> _Short exercise_
Take each line that has the word "Direct" and return it.

> _Records for processing_
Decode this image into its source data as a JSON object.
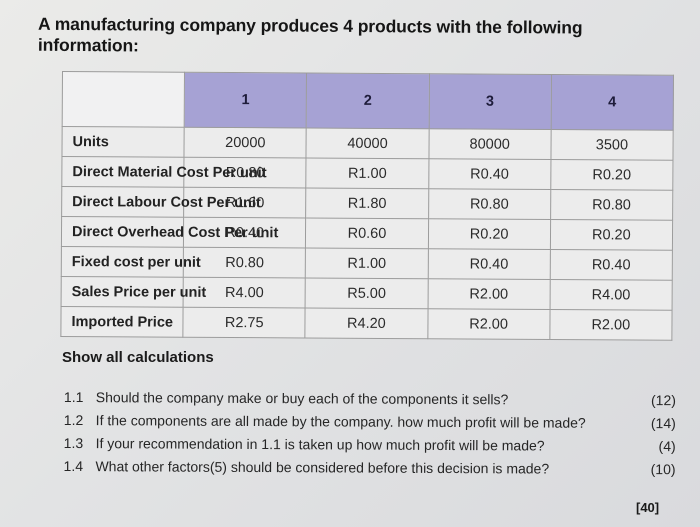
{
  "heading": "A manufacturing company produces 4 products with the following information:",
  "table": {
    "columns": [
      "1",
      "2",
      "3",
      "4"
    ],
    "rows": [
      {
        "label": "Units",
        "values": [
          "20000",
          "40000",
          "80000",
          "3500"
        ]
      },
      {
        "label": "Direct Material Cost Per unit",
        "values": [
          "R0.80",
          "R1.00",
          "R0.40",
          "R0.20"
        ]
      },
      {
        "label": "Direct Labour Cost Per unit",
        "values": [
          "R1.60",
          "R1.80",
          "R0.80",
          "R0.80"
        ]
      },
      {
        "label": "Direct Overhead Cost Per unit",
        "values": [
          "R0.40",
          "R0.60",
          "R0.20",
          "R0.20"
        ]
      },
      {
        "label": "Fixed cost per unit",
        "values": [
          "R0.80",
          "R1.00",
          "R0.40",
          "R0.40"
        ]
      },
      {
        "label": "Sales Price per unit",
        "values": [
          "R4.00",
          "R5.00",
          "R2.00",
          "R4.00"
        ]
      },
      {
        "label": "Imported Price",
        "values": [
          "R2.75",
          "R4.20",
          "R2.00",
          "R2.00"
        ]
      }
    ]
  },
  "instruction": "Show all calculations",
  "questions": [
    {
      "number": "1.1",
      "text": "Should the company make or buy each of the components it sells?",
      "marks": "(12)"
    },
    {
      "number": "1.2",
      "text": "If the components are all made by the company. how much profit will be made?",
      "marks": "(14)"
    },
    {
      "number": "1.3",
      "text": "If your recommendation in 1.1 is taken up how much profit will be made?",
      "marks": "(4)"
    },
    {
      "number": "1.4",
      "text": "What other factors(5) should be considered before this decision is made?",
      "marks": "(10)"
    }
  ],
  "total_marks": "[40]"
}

> _Exercise response_
        "label": "Direct Material Cost Per unit",
        "label": "Direct Labour Cost Per unit",
        "label": "Direct Overhead Cost Per unit",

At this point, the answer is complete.